EXERCISE GOAL: Filter the entries and keep only the lines where the string "Regioni" appears.

** start of STORED RECORDS **

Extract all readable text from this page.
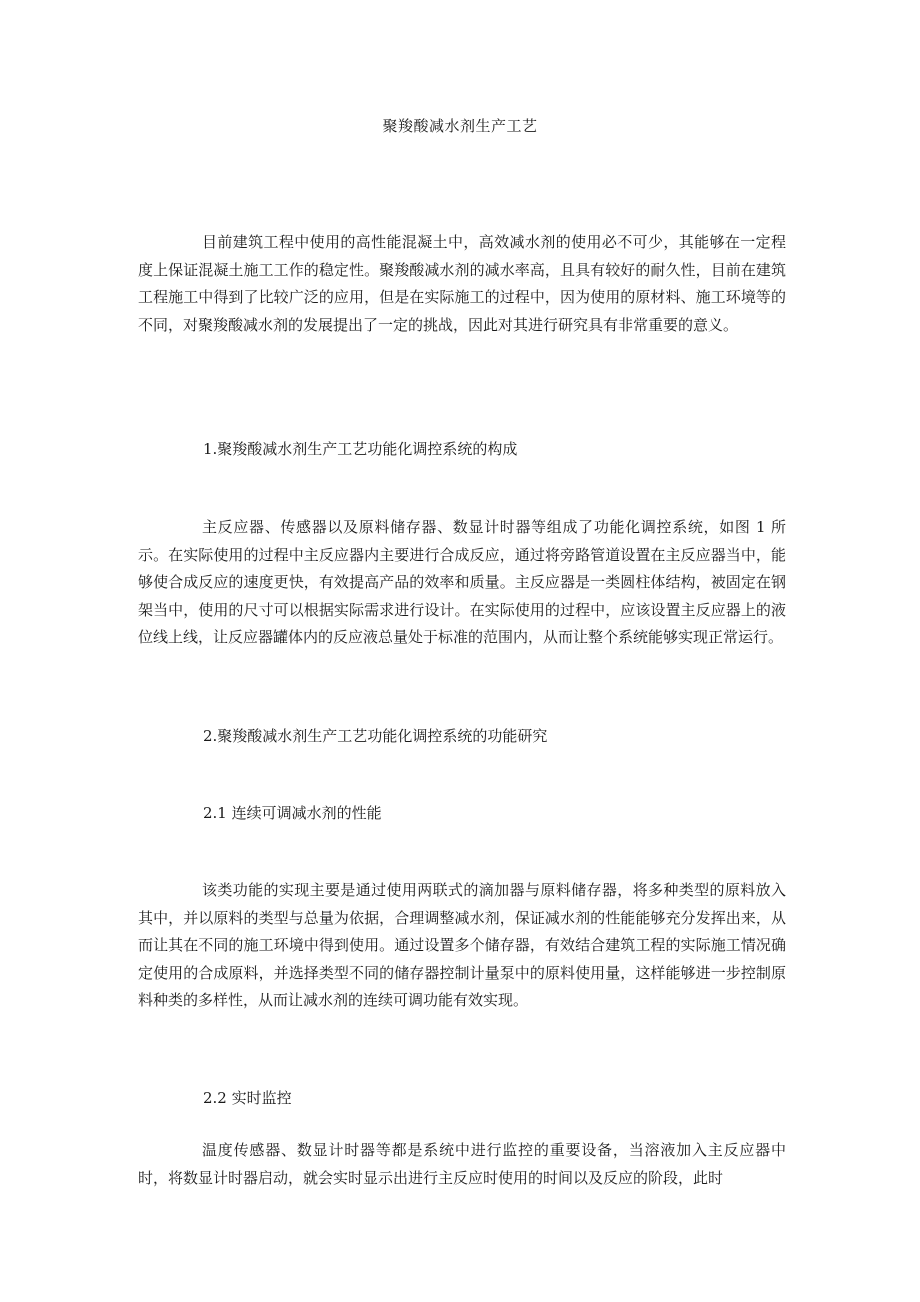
聚羧酸减水剂生产工艺

目前建筑工程中使用的高性能混凝土中，高效减水剂的使用必不可少，其能够在一定程度上保证混凝土施工工作的稳定性。聚羧酸减水剂的减水率高，且具有较好的耐久性，目前在建筑工程施工中得到了比较广泛的应用，但是在实际施工的过程中，因为使用的原材料、施工环境等的不同，对聚羧酸减水剂的发展提出了一定的挑战，因此对其进行研究具有非常重要的意义。

1.聚羧酸减水剂生产工艺功能化调控系统的构成

主反应器、传感器以及原料储存器、数显计时器等组成了功能化调控系统，如图 1 所示。在实际使用的过程中主反应器内主要进行合成反应，通过将旁路管道设置在主反应器当中，能够使合成反应的速度更快，有效提高产品的效率和质量。主反应器是一类圆柱体结构，被固定在钢架当中，使用的尺寸可以根据实际需求进行设计。在实际使用的过程中，应该设置主反应器上的液位线上线，让反应器罐体内的反应液总量处于标准的范围内，从而让整个系统能够实现正常运行。

2.聚羧酸减水剂生产工艺功能化调控系统的功能研究

2.1 连续可调减水剂的性能

该类功能的实现主要是通过使用两联式的滴加器与原料储存器，将多种类型的原料放入其中，并以原料的类型与总量为依据，合理调整减水剂，保证减水剂的性能能够充分发挥出来，从而让其在不同的施工环境中得到使用。通过设置多个储存器，有效结合建筑工程的实际施工情况确定使用的合成原料，并选择类型不同的储存器控制计量泵中的原料使用量，这样能够进一步控制原料种类的多样性，从而让减水剂的连续可调功能有效实现。

2.2 实时监控

温度传感器、数显计时器等都是系统中进行监控的重要设备，当溶液加入主反应器中时，将数显计时器启动，就会实时显示出进行主反应时使用的时间以及反应的阶段，此时
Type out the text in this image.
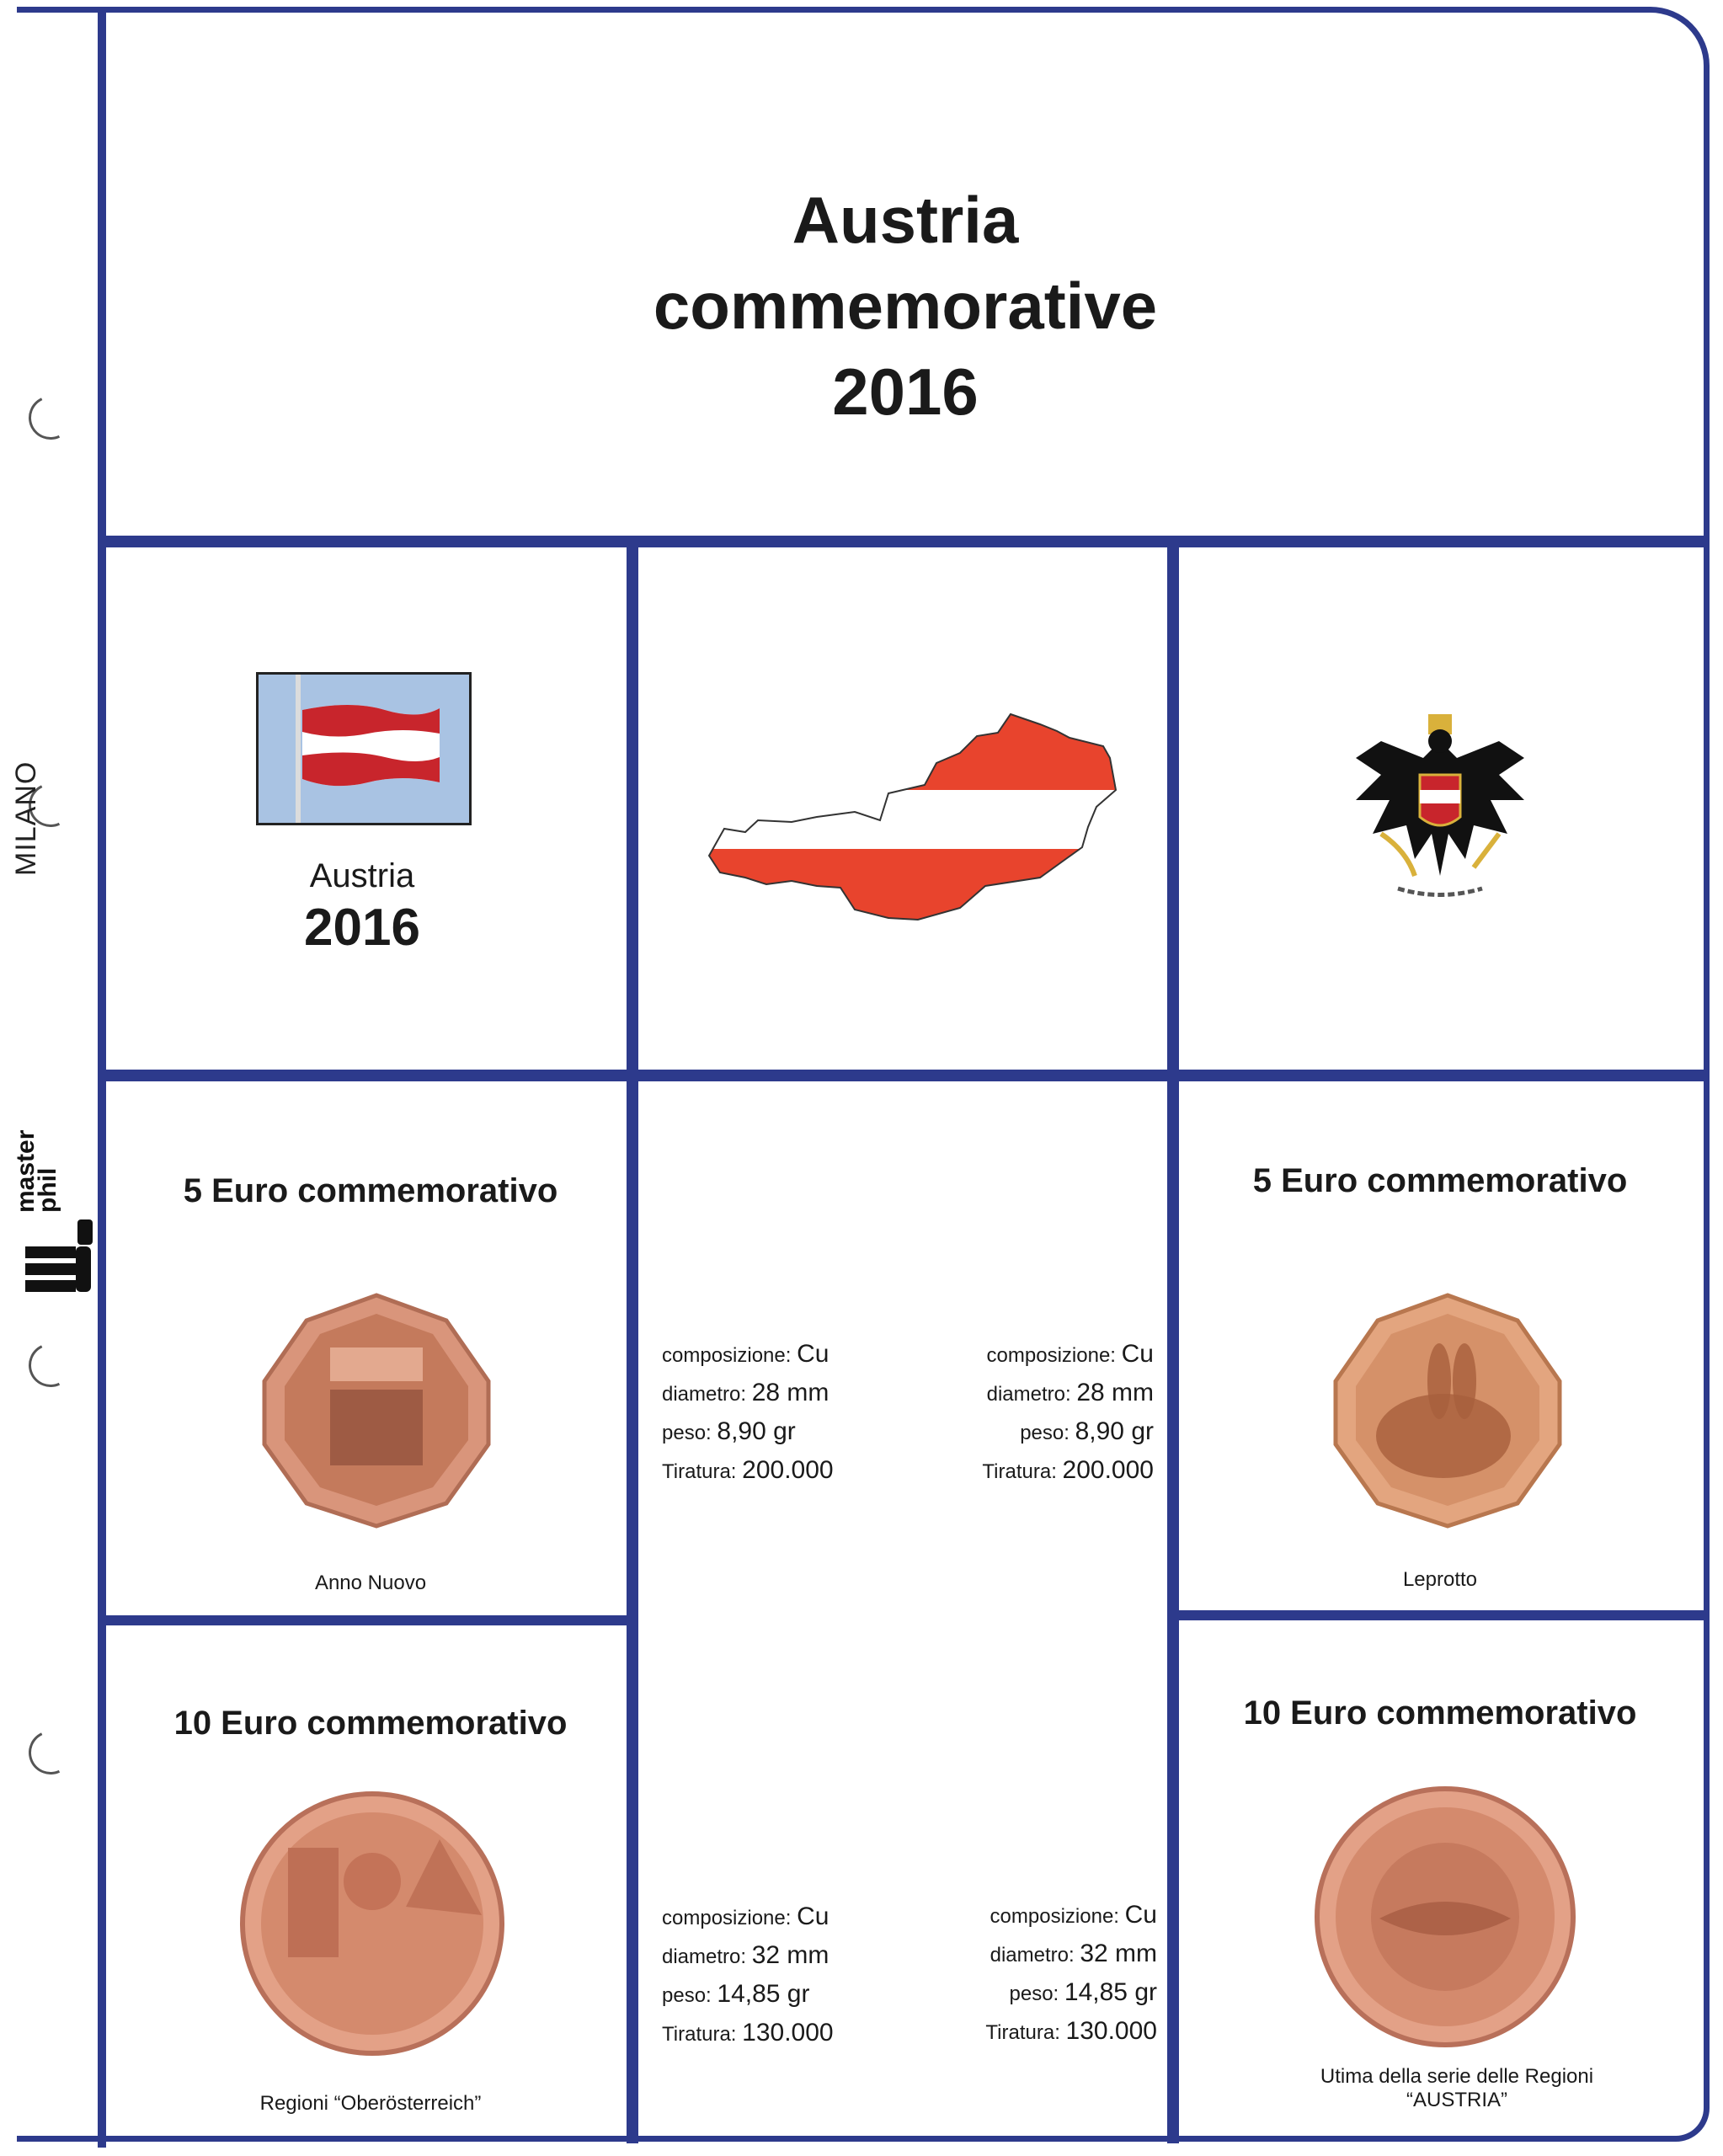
MILANO
master phil
Austria
commemorative
2016
Austria
2016
5 Euro commemorativo
Anno Nuovo
5 Euro commemorativo
Leprotto
10 Euro commemorativo
Regioni “Oberösterreich”
10 Euro commemorativo
Utima della serie delle Regioni
“AUSTRIA”
composizione: Cu
diametro: 28 mm
peso: 8,90 gr
Tiratura: 200.000
composizione: Cu
diametro: 28 mm
peso: 8,90 gr
Tiratura: 200.000
composizione: Cu
diametro: 32 mm
peso: 14,85 gr
Tiratura: 130.000
composizione: Cu
diametro: 32 mm
peso: 14,85 gr
Tiratura: 130.000
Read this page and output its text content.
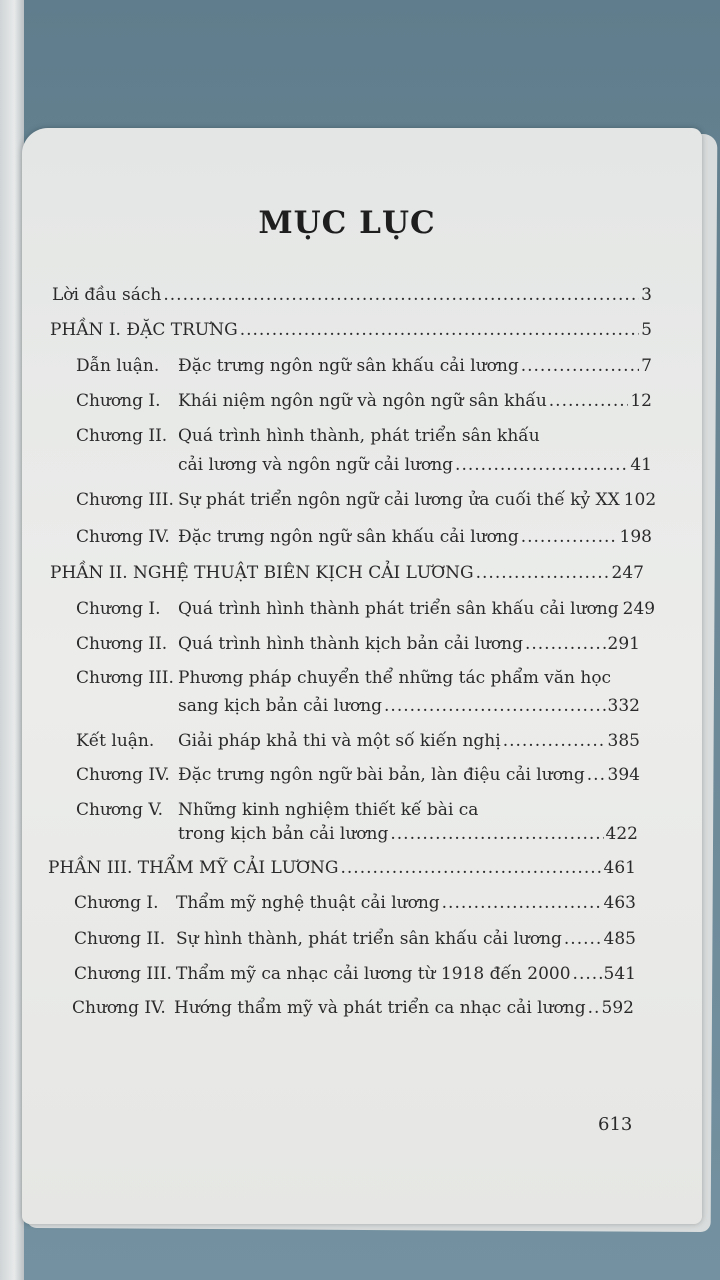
MỤC LỤC
Lời đầu sách .....	3
PHẦN I. ĐẶC TRƯNG .....	5
Dẫn luận.	Đặc trưng ngôn ngữ sân khấu cải lương .....	7
Chương I.	Khái niệm ngôn ngữ và ngôn ngữ sân khấu .....	12
Chương II. Quá trình hình thành, phát triển sân khấu
cải lương và ngôn ngữ cải lương .....	41
Chương III. Sự phát triển ngôn ngữ cải lương ửa cuối thế kỷ XX 102
Chương IV. Đặc trưng ngôn ngữ sân khấu cải lương .....	198
PHẦN II. NGHỆ THUẬT BIÊN KỊCH CẢI LƯƠNG .....	247
Chương I.	Quá trình hình thành phát triển sân khấu cải lương 249
Chương II. Quá trình hình thành kịch bản cải lương .....	291
Chương III. Phương pháp chuyển thể những tác phẩm văn học
sang kịch bản cải lương .....	332
Kết luận.	Giải pháp khả thi và một số kiến nghị .....	385
Chương IV. Đặc trưng ngôn ngữ bài bản, làn điệu cải lương ..... 394
Chương V. Những kinh nghiệm thiết kế bài ca
trong kịch bản cải lương .....	422
PHẦN III. THẨM MỸ CẢI LƯƠNG .....	461
Chương I.	Thẩm mỹ nghệ thuật cải lương .....	463
Chương II. Sự hình thành, phát triển sân khấu cải lương ..... 485
Chương III. Thẩm mỹ ca nhạc cải lương từ 1918 đến 2000 ..... 541
Chương IV. Hướng thẩm mỹ và phát triển ca nhạc cải lương ..... 592
613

** end of STORED RECORDS **

REPLY TO THE EXERCISE:
Regioni “Oberösterreich”
Utima della serie delle Regioni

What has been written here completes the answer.